# DIRECTIVE
Rewrite these lines as a JSON list of strings, with one string for each line and blank lines omitted.

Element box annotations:
Begin

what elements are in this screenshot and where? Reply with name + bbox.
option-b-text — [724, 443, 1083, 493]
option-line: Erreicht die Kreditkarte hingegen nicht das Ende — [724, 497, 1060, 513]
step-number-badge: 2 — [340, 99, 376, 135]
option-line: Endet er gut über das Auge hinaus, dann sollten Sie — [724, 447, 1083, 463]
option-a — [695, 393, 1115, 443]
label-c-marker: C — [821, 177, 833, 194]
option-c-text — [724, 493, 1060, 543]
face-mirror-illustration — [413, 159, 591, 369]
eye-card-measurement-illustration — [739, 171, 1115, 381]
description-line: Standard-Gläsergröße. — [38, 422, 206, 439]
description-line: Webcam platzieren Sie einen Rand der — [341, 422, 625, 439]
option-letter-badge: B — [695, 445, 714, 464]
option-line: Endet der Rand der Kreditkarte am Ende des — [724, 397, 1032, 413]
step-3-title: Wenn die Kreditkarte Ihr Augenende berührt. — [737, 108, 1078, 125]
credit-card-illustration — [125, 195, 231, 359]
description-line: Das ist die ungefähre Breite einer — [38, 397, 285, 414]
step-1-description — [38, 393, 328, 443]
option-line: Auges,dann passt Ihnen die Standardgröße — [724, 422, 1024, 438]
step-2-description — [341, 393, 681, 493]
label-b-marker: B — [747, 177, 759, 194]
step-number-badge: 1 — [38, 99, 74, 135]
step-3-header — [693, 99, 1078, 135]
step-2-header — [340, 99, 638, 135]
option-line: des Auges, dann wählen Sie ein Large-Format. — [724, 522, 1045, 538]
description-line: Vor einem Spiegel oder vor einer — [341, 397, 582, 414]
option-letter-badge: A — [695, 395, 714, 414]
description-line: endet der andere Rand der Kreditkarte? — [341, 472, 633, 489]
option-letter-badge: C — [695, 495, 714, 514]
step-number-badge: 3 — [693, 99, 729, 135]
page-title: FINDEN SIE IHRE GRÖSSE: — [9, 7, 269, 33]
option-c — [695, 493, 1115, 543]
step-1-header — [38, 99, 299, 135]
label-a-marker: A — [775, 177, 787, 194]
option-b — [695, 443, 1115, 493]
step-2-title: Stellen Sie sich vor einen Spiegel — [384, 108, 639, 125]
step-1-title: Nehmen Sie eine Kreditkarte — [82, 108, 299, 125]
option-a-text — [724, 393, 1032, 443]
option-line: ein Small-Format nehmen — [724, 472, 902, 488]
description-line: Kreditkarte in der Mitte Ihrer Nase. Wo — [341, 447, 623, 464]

End

# FINISHED EXERCISE
[
  "what elements are in this screenshot and where? Reply with name + bbox.",
  "option-b-text — [724, 443, 1083, 493]",
  "option-line: Erreicht die Kreditkarte hingegen nicht das Ende — [724, 497, 1060, 513]",
  "step-number-badge: 2 — [340, 99, 376, 135]",
  "option-line: Endet er gut über das Auge hinaus, dann sollten Sie — [724, 447, 1083, 463]",
  "option-a — [695, 393, 1115, 443]",
  "label-c-marker: C — [821, 177, 833, 194]",
  "option-c-text — [724, 493, 1060, 543]",
  "face-mirror-illustration — [413, 159, 591, 369]",
  "eye-card-measurement-illustration — [739, 171, 1115, 381]",
  "description-line: Standard-Gläsergröße. — [38, 422, 206, 439]",
  "description-line: Webcam platzieren Sie einen Rand der — [341, 422, 625, 439]",
  "option-letter-badge: B — [695, 445, 714, 464]",
  "option-line: Endet der Rand der Kreditkarte am Ende des — [724, 397, 1032, 413]",
  "step-3-title: Wenn die Kreditkarte Ihr Augenende berührt. — [737, 108, 1078, 125]",
  "credit-card-illustration — [125, 195, 231, 359]",
  "description-line: Das ist die ungefähre Breite einer — [38, 397, 285, 414]",
  "step-1-description — [38, 393, 328, 443]",
  "option-line: Auges,dann passt Ihnen die Standardgröße — [724, 422, 1024, 438]",
  "step-2-description — [341, 393, 681, 493]",
  "label-b-marker: B — [747, 177, 759, 194]",
  "step-number-badge: 1 — [38, 99, 74, 135]",
  "step-3-header — [693, 99, 1078, 135]",
  "step-2-header — [340, 99, 638, 135]",
  "option-line: des Auges, dann wählen Sie ein Large-Format. — [724, 522, 1045, 538]",
  "description-line: Vor einem Spiegel oder vor einer — [341, 397, 582, 414]",
  "option-letter-badge: A — [695, 395, 714, 414]",
  "description-line: endet der andere Rand der Kreditkarte? — [341, 472, 633, 489]",
  "option-letter-badge: C — [695, 495, 714, 514]",
  "step-number-badge: 3 — [693, 99, 729, 135]",
  "page-title: FINDEN SIE IHRE GRÖSSE: — [9, 7, 269, 33]",
  "option-c — [695, 493, 1115, 543]",
  "step-1-header — [38, 99, 299, 135]",
  "label-a-marker: A — [775, 177, 787, 194]",
  "option-b — [695, 443, 1115, 493]",
  "step-2-title: Stellen Sie sich vor einen Spiegel — [384, 108, 639, 125]",
  "step-1-title: Nehmen Sie eine Kreditkarte — [82, 108, 299, 125]",
  "option-a-text — [724, 393, 1032, 443]",
  "option-line: ein Small-Format nehmen — [724, 472, 902, 488]",
  "description-line: Kreditkarte in der Mitte Ihrer Nase. Wo — [341, 447, 623, 464]"
]